━━━ Given entries

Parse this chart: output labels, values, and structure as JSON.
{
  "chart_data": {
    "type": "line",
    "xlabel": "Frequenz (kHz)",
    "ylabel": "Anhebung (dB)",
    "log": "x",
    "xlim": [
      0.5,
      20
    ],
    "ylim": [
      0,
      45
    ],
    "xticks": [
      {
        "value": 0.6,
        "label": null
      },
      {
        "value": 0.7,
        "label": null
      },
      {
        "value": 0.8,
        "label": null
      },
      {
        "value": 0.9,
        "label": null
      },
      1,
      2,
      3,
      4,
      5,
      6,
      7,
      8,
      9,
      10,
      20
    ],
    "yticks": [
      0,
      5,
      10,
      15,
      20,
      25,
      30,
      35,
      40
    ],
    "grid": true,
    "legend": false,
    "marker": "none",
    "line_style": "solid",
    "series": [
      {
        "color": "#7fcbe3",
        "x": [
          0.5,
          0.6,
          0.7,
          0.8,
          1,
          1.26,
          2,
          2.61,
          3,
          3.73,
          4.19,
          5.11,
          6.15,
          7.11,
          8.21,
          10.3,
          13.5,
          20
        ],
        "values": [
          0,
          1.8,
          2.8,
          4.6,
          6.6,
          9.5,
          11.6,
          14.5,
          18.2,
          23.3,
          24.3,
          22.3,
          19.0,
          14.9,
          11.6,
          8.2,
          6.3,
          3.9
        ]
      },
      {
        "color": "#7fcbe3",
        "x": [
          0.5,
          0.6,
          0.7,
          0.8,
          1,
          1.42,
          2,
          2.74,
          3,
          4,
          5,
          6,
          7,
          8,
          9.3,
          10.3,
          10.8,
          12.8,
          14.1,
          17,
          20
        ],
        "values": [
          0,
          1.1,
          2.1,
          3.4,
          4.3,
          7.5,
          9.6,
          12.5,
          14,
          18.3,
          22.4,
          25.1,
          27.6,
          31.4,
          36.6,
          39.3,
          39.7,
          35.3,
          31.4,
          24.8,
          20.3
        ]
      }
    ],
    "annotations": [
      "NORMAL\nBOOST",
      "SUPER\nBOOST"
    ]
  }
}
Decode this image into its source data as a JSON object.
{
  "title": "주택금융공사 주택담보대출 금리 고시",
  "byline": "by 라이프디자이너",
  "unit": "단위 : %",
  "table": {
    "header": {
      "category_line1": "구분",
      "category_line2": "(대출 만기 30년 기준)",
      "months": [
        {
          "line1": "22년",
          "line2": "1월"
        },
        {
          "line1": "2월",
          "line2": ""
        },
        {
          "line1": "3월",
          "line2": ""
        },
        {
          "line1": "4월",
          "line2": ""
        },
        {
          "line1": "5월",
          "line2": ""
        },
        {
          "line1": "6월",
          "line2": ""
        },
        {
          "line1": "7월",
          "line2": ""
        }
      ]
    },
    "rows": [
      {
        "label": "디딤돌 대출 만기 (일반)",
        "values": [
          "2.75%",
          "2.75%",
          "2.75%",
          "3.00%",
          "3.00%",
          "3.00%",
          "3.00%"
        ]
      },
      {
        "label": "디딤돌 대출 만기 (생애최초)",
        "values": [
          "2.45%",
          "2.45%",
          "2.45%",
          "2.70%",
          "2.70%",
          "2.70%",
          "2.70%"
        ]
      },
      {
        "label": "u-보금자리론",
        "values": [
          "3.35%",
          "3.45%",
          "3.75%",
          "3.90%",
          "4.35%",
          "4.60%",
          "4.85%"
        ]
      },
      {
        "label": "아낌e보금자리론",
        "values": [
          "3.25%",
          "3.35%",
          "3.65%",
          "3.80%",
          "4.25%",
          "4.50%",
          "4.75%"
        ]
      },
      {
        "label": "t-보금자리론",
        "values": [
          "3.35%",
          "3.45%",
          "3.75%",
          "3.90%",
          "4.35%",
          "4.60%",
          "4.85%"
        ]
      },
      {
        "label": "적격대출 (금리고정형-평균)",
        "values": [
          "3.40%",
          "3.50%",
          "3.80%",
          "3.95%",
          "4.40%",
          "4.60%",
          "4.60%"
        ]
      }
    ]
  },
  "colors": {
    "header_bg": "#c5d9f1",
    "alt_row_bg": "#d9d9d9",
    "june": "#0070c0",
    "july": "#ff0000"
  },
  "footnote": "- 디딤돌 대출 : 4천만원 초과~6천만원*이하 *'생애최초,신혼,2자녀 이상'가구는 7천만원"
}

━━━━━━

Task description:
Copy the data above exactly. Every line must be included.

Completed exercise:
Parse this chart: output labels, values, and structure as JSON.
{
  "chart_data": {
    "type": "line",
    "xlabel": "Frequenz (kHz)",
    "ylabel": "Anhebung (dB)",
    "log": "x",
    "xlim": [
      0.5,
      20
    ],
    "ylim": [
      0,
      45
    ],
    "xticks": [
      {
        "value": 0.6,
        "label": null
      },
      {
        "value": 0.7,
        "label": null
      },
      {
        "value": 0.8,
        "label": null
      },
      {
        "value": 0.9,
        "label": null
      },
      1,
      2,
      3,
      4,
      5,
      6,
      7,
      8,
      9,
      10,
      20
    ],
    "yticks": [
      0,
      5,
      10,
      15,
      20,
      25,
      30,
      35,
      40
    ],
    "grid": true,
    "legend": false,
    "marker": "none",
    "line_style": "solid",
    "series": [
      {
        "color": "#7fcbe3",
        "x": [
          0.5,
          0.6,
          0.7,
          0.8,
          1,
          1.26,
          2,
          2.61,
          3,
          3.73,
          4.19,
          5.11,
          6.15,
          7.11,
          8.21,
          10.3,
          13.5,
          20
        ],
        "values": [
          0,
          1.8,
          2.8,
          4.6,
          6.6,
          9.5,
          11.6,
          14.5,
          18.2,
          23.3,
          24.3,
          22.3,
          19.0,
          14.9,
          11.6,
          8.2,
          6.3,
          3.9
        ]
      },
      {
        "color": "#7fcbe3",
        "x": [
          0.5,
          0.6,
          0.7,
          0.8,
          1,
          1.42,
          2,
          2.74,
          3,
          4,
          5,
          6,
          7,
          8,
          9.3,
          10.3,
          10.8,
          12.8,
          14.1,
          17,
          20
        ],
        "values": [
          0,
          1.1,
          2.1,
          3.4,
          4.3,
          7.5,
          9.6,
          12.5,
          14,
          18.3,
          22.4,
          25.1,
          27.6,
          31.4,
          36.6,
          39.3,
          39.7,
          35.3,
          31.4,
          24.8,
          20.3
        ]
      }
    ],
    "annotations": [
      "NORMAL\nBOOST",
      "SUPER\nBOOST"
    ]
  }
}
Decode this image into its source data as a JSON object.
{
  "title": "주택금융공사 주택담보대출 금리 고시",
  "byline": "by 라이프디자이너",
  "unit": "단위 : %",
  "table": {
    "header": {
      "category_line1": "구분",
      "category_line2": "(대출 만기 30년 기준)",
      "months": [
        {
          "line1": "22년",
          "line2": "1월"
        },
        {
          "line1": "2월",
          "line2": ""
        },
        {
          "line1": "3월",
          "line2": ""
        },
        {
          "line1": "4월",
          "line2": ""
        },
        {
          "line1": "5월",
          "line2": ""
        },
        {
          "line1": "6월",
          "line2": ""
        },
        {
          "line1": "7월",
          "line2": ""
        }
      ]
    },
    "rows": [
      {
        "label": "디딤돌 대출 만기 (일반)",
        "values": [
          "2.75%",
          "2.75%",
          "2.75%",
          "3.00%",
          "3.00%",
          "3.00%",
          "3.00%"
        ]
      },
      {
        "label": "디딤돌 대출 만기 (생애최초)",
        "values": [
          "2.45%",
          "2.45%",
          "2.45%",
          "2.70%",
          "2.70%",
          "2.70%",
          "2.70%"
        ]
      },
      {
        "label": "u-보금자리론",
        "values": [
          "3.35%",
          "3.45%",
          "3.75%",
          "3.90%",
          "4.35%",
          "4.60%",
          "4.85%"
        ]
      },
      {
        "label": "아낌e보금자리론",
        "values": [
          "3.25%",
          "3.35%",
          "3.65%",
          "3.80%",
          "4.25%",
          "4.50%",
          "4.75%"
        ]
      },
      {
        "label": "t-보금자리론",
        "values": [
          "3.35%",
          "3.45%",
          "3.75%",
          "3.90%",
          "4.35%",
          "4.60%",
          "4.85%"
        ]
      },
      {
        "label": "적격대출 (금리고정형-평균)",
        "values": [
          "3.40%",
          "3.50%",
          "3.80%",
          "3.95%",
          "4.40%",
          "4.60%",
          "4.60%"
        ]
      }
    ]
  },
  "colors": {
    "header_bg": "#c5d9f1",
    "alt_row_bg": "#d9d9d9",
    "june": "#0070c0",
    "july": "#ff0000"
  },
  "footnote": "- 디딤돌 대출 : 4천만원 초과~6천만원*이하 *'생애최초,신혼,2자녀 이상'가구는 7천만원"
}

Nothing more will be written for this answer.